When unemployment passed four million in August 1921 during a postwar recession, it was not the secretary of labor but Hoover who pushed Harding to convene a national forum to enlist support for maintaining wage levels and speeding construction. Throughout his public career, Hoover touted conferences as the democratic way—to avoid top-down decision making and to allow all voices to be heard. In truth, more often, conferences were vehicles for Hoover to impose his will. In 1921 he picked out the participants, set the agenda, chaired sessions, and wrote the findings—before the delegates had even met one another. “At the conference on unemployment, which was Mr. Hoover’s,” said one commentator, “the best and only example of the unemployed present was the Secretary of Labor.”
A number of historians have seen Hoover’s performance at these meetings as the origin of federal assumption of responsibility for countercyclical planning, but it was considerably less than that. Warning against “governmental doles and other fallacious remedies based upon the practices of European governments,” Hoover told the delegates it was “not consonant with the spirit of institutions of the American people that a demand should be made upon the public treasury for the solution of every difficulty.” The conferees did favor accelerating public works, but only if they were “on a ‘commercial’ basis, not a ‘relief’ basis,” and they dumped the burden for getting them under way on mayors and communities. In the months after the gathering broke up, the Commerce Department served as little more than a cheerleader to local officials.

==*==

**PROBLEM**
Carry on the passage about Hoover and the 1921 unemployment conference, starting right after its final sentence.

(Annotated element entries)
==*==

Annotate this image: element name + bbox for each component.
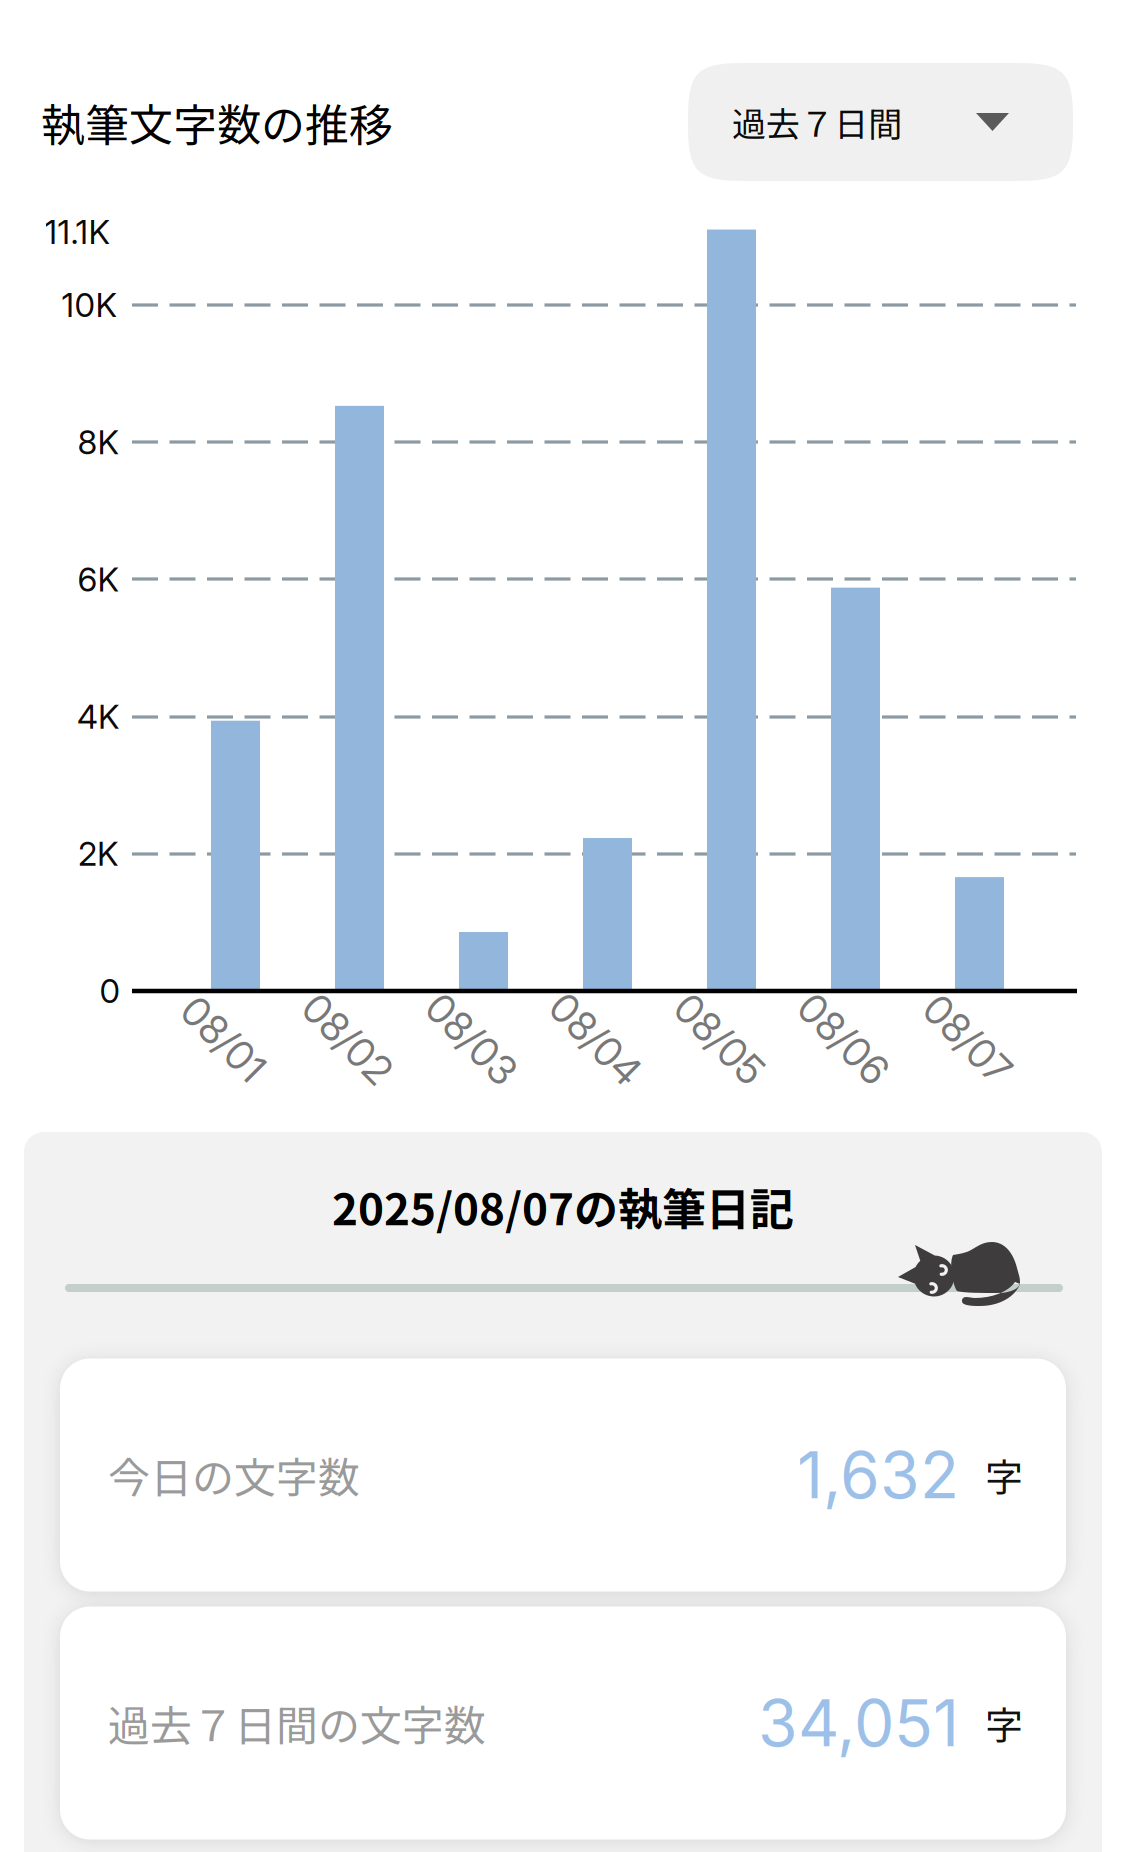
button[interactable]: 過去７日間の文字数: [60, 1606, 1066, 1840]
button[interactable]: 今日の文字数: [60, 1358, 1066, 1592]
staticText: 1,632: [797, 1436, 959, 1514]
staticText: 11.1K: [44, 212, 110, 252]
staticText: 執筆文字数の推移: [41, 90, 393, 154]
staticText: 過去７日間の文字数: [108, 1693, 486, 1753]
staticText: 2K: [78, 834, 118, 874]
staticText: 34,051: [758, 1684, 959, 1762]
staticText: 字: [985, 1448, 1023, 1502]
staticText: 2025/08/07の執筆日記: [332, 1174, 794, 1238]
staticText: 08/03: [416, 1015, 526, 1063]
staticText: 08/07: [914, 1015, 1020, 1063]
staticText: 08/06: [788, 1015, 898, 1063]
staticText: 4K: [77, 697, 119, 737]
staticText: 8K: [78, 422, 118, 462]
button[interactable]: 過去７日間: [688, 63, 1073, 181]
staticText: 10K: [62, 285, 116, 325]
staticText: 今日の文字数: [108, 1445, 360, 1505]
staticText: 6K: [78, 559, 118, 599]
staticText: 08/01: [173, 1015, 274, 1063]
staticText: 08/04: [540, 1015, 651, 1063]
staticText: 08/02: [293, 1015, 402, 1063]
staticText: 字: [985, 1696, 1023, 1750]
staticText: 08/05: [665, 1015, 774, 1063]
staticText: 0: [100, 971, 120, 1011]
staticText: 過去７日間: [732, 97, 902, 147]
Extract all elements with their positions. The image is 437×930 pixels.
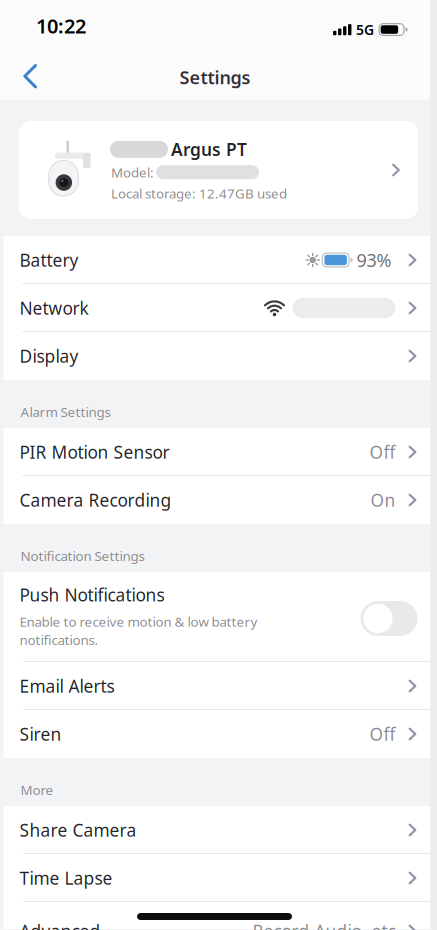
button[interactable]: Share Camera	[4, 806, 434, 854]
staticText: Local storage: 12.47GB used	[111, 184, 287, 202]
staticText: Time Lapse	[20, 866, 112, 890]
staticText: Argus PT	[171, 138, 247, 161]
button[interactable]: Battery	[4, 236, 434, 284]
staticText: Siren	[20, 722, 62, 746]
staticText: Advanced	[20, 919, 100, 930]
staticText: Record Audio, etc	[252, 919, 396, 930]
staticText: On	[370, 488, 396, 512]
staticText: Settings	[180, 65, 250, 90]
button[interactable]: Network	[4, 284, 434, 332]
staticText: 5G	[356, 20, 374, 39]
staticText: Network	[20, 296, 88, 320]
staticText: PIR Motion Sensor	[20, 440, 170, 464]
staticText: Enable to receive motion & low battery	[20, 613, 258, 631]
button[interactable]: Siren	[4, 710, 434, 758]
button[interactable]: Email Alerts	[4, 662, 434, 710]
staticText: More	[20, 781, 54, 799]
button[interactable]: Time Lapse	[4, 854, 434, 902]
button[interactable]: Advanced	[4, 902, 434, 929]
staticText: Off	[370, 440, 396, 464]
staticText: Off	[370, 722, 396, 746]
staticText: 93%	[356, 248, 392, 272]
staticText: notifications.	[20, 631, 98, 649]
staticText: Camera Recording	[20, 488, 172, 512]
staticText: Model:	[111, 163, 154, 181]
button[interactable]: Back	[0, 54, 38, 89]
staticText: Display	[20, 344, 78, 368]
staticText: Battery	[20, 248, 78, 272]
staticText: Notification Settings	[20, 547, 144, 565]
button[interactable]: PIR Motion Sensor	[4, 428, 434, 476]
staticText: Push Notifications	[20, 583, 164, 607]
button[interactable]: Push Notifications	[360, 601, 418, 636]
staticText: Email Alerts	[20, 674, 114, 698]
button[interactable]: Camera Recording	[4, 476, 434, 524]
staticText: 10:22	[36, 12, 86, 39]
staticText: Share Camera	[20, 818, 136, 842]
button[interactable]: Argus PT	[19, 121, 418, 219]
staticText: Alarm Settings	[20, 403, 110, 421]
button[interactable]: Display	[4, 332, 434, 380]
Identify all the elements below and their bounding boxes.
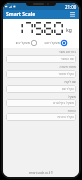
staticText: 21:00 [65,4,77,10]
staticText: שם לקוח [64,80,76,84]
button[interactable]: משקל רטוב [43,39,68,47]
staticText: smart-scale.co.il © [29,171,54,175]
staticText: משקל בקילוגרם [53,101,74,105]
staticText: kg [66,27,72,34]
button[interactable]: משקל בקילוגרם [6,99,76,107]
staticText: הערות [67,109,76,112]
staticText: משקל רטוב [44,41,60,45]
staticText: הקלד הערות [57,115,74,119]
button[interactable]: הקלד שם [6,85,76,93]
button[interactable]: שם המוצר [6,55,76,63]
button[interactable]: הקלד הערות [6,113,76,121]
button[interactable]: Menu [69,11,76,18]
staticText: הקלד שם [61,87,74,91]
staticText: Smart Scale [6,11,36,18]
staticText: הקלד מספר [58,72,74,76]
button[interactable]: משקל יבש [14,39,38,47]
staticText: שם המוצר [60,57,74,61]
staticText: משקל [68,95,76,98]
staticText: משקל יבש [15,41,30,45]
staticText: בחר סוג מוצר [58,50,76,54]
button[interactable]: הקלד מספר [6,70,76,78]
staticText: מספר תעודה [59,65,76,69]
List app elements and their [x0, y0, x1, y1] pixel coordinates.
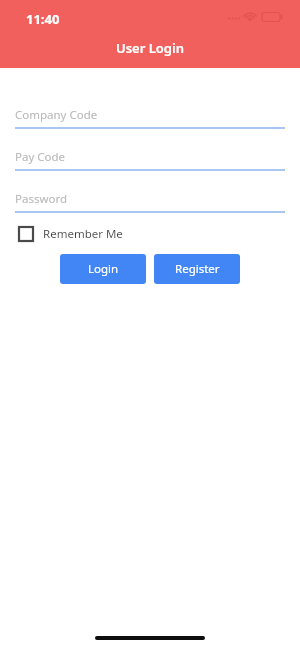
staticText: Pay Code	[15, 149, 66, 165]
staticText: Password	[15, 191, 68, 207]
staticText: 11:40	[26, 10, 60, 28]
staticText: Register	[175, 261, 220, 277]
staticText: Login	[88, 261, 119, 277]
staticText: Company Code	[15, 107, 98, 123]
button[interactable]: Remember Me	[15, 223, 123, 245]
button[interactable]: Password	[15, 188, 285, 213]
button[interactable]: Pay Code	[15, 146, 285, 171]
staticText: User Login	[116, 39, 184, 57]
button[interactable]: Company Code	[15, 104, 285, 129]
button[interactable]: Login	[60, 254, 146, 284]
button[interactable]: Register	[154, 254, 240, 284]
staticText: Remember Me	[43, 226, 123, 242]
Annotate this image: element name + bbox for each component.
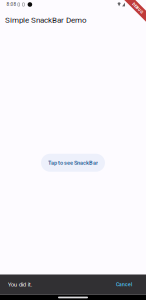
staticText: Tap to see SnackBar	[48, 160, 98, 166]
staticText: Simple SnackBar Demo	[5, 15, 87, 25]
staticText: You did it.	[8, 281, 33, 288]
staticText: 8:08	[7, 2, 17, 7]
staticText: Cancel	[116, 282, 132, 287]
button[interactable]: Tap to see SnackBar	[41, 154, 105, 172]
staticText: DEBUG	[131, 6, 145, 11]
button[interactable]: Cancel	[116, 282, 132, 287]
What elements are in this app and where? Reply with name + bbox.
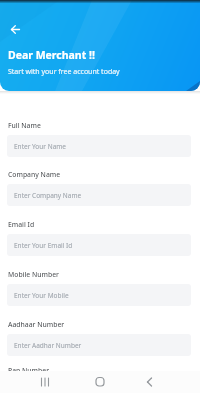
staticText: Start with your free account today: [8, 67, 120, 77]
staticText: Enter Aadhar Number: [14, 341, 82, 350]
staticText: Aadhaar Number: [8, 320, 65, 329]
staticText: Full Name: [8, 121, 41, 130]
staticText: Enter Your Email Id: [14, 241, 73, 250]
button[interactable]: [88, 371, 112, 393]
button[interactable]: Enter Company Name: [7, 184, 191, 206]
button[interactable]: Enter Your Email Id: [7, 234, 191, 256]
staticText: Pan Number: [8, 366, 50, 375]
button[interactable]: Enter Your Mobile: [7, 284, 191, 306]
button[interactable]: Enter Pan Number: [7, 380, 191, 393]
button[interactable]: Enter Your Name: [7, 135, 191, 157]
staticText: Mobile Number: [8, 270, 59, 279]
button[interactable]: [6, 22, 24, 37]
button[interactable]: Enter Aadhar Number: [7, 334, 191, 356]
staticText: Dear Merchant !!: [8, 48, 95, 62]
staticText: Company Name: [8, 170, 61, 179]
staticText: Email Id: [8, 220, 35, 229]
button[interactable]: [137, 371, 161, 393]
staticText: Enter Your Name: [14, 142, 67, 151]
staticText: Enter Your Mobile: [14, 291, 69, 300]
button[interactable]: [33, 371, 57, 393]
staticText: Enter Company Name: [14, 191, 82, 200]
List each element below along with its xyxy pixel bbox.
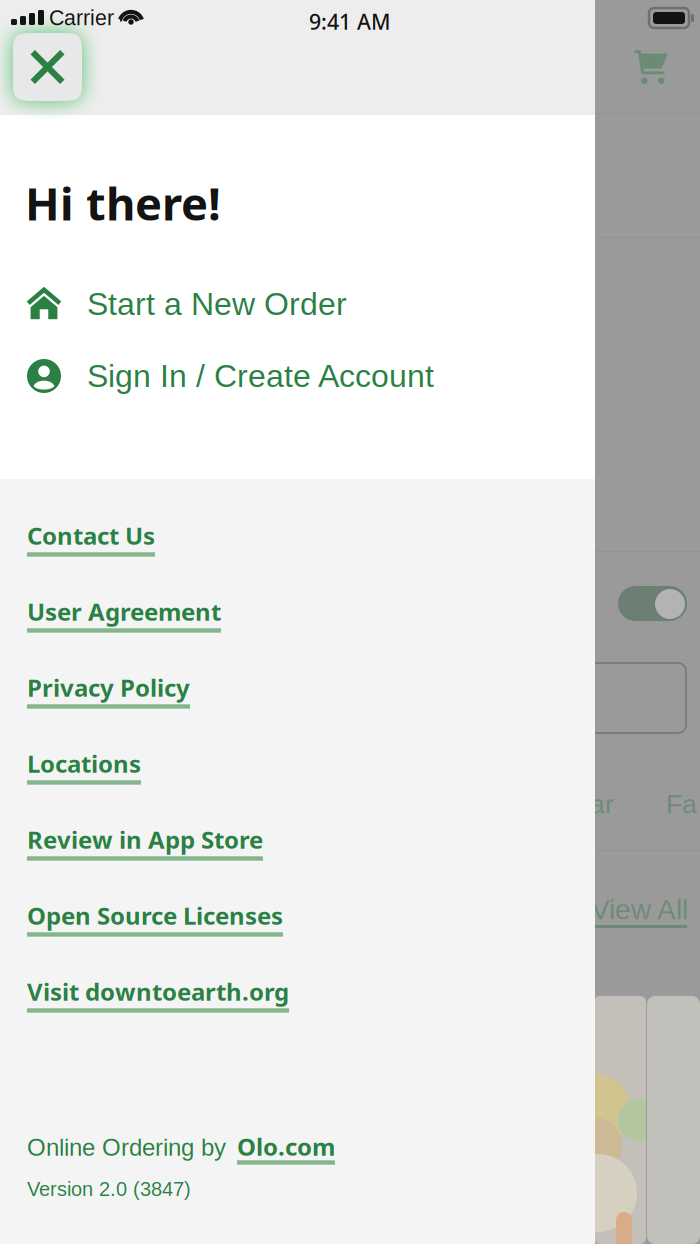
staticText: Version 2.0 (3847) (27, 1178, 191, 1200)
button[interactable]: Contact Us (27, 519, 155, 595)
button[interactable]: User Agreement (27, 595, 221, 671)
staticText: Carrier (49, 6, 114, 30)
button[interactable]: Start a New Order (27, 282, 347, 326)
button[interactable]: Visit downtoearth.org (27, 975, 289, 1051)
button[interactable]: Review in App Store (27, 823, 263, 899)
staticText: ar (590, 789, 614, 819)
staticText: Fa (666, 789, 697, 819)
staticText: Review in App Store (27, 823, 263, 856)
staticText: Visit downtoearth.org (27, 975, 289, 1008)
staticText: Open Source Licenses (27, 899, 283, 932)
staticText: Olo.com (237, 1130, 335, 1163)
staticText: View All (591, 894, 688, 925)
staticText: Contact Us (27, 519, 155, 552)
button[interactable]: Sign In / Create Account (27, 354, 434, 398)
staticText: Locations (27, 747, 141, 780)
button[interactable]: Open Source Licenses (27, 899, 283, 975)
staticText: Privacy Policy (27, 671, 190, 704)
staticText: Online Ordering by (27, 1134, 226, 1161)
staticText: 9:41 AM (309, 7, 391, 36)
staticText: Hi there! (25, 172, 221, 234)
staticText: User Agreement (27, 595, 221, 628)
button[interactable]: Olo.com (237, 1130, 335, 1165)
staticText: Start a New Order (87, 286, 347, 322)
button[interactable]: Locations (27, 747, 141, 823)
button[interactable]: Close menu (13, 33, 82, 101)
button[interactable]: Privacy Policy (27, 671, 190, 747)
staticText: Sign In / Create Account (87, 358, 434, 394)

==*==

**REPLY TO THE EXERCISE**
Hoover, who ended the conference by telling the delegates that their actions marked a “milestone in the progress of social thought,” boasted ever after that his agitation had brought the country out of the 1921–23 recession, inaugurating an era of vibrant prosperity. The post-parley committee under the former New
York police commissioner Colonel Arthur Woods, Hoover initially claimed, had put 1 to 1.5 million to work. “Distress prevailed in every city, soup lines had been formed,” he reported in 1924. Then, following the conference, “Credit and Confidence were restored in the business world … . And the whole country mobilized to provide emergency employment.”
In fact, there is no evidence that Hoover’s venture had any impact. New York City behaved as though it had never heard of his organization, and, as the historian Irving Bernstein pointed out, in one-industry towns such as Gary, Indiana, “no committee could find jobs that did not exist.” Yet by 1928 Hoover had carried his self-delusion and self-promotion to the point of declaring that “within a year we restored … five million workers to employment.” Unhappily, the lesson he again drew was that in the event of a future depression one could confidently count upon community effort for salvation.
Throughout his tenure in the Commerce Department, Hoover made labor issues part of his mandate. In 1922 he angered railway executives by asking them for a minor concession to salvage something for a shopmen’s union that had called an ill-fated strike. When the owners made clear that they intended to smash the union, he said that “their social instinct belonged to an early Egyptian period.” After Harry Daugherty obtained a flagrantly overreaching injunction against the union—a decree, Hoover said, that “outraged” him “by its obvious transgression of the most rudimentary rights of man”—he tongue-lashed the attorney general at a cabinet meeting.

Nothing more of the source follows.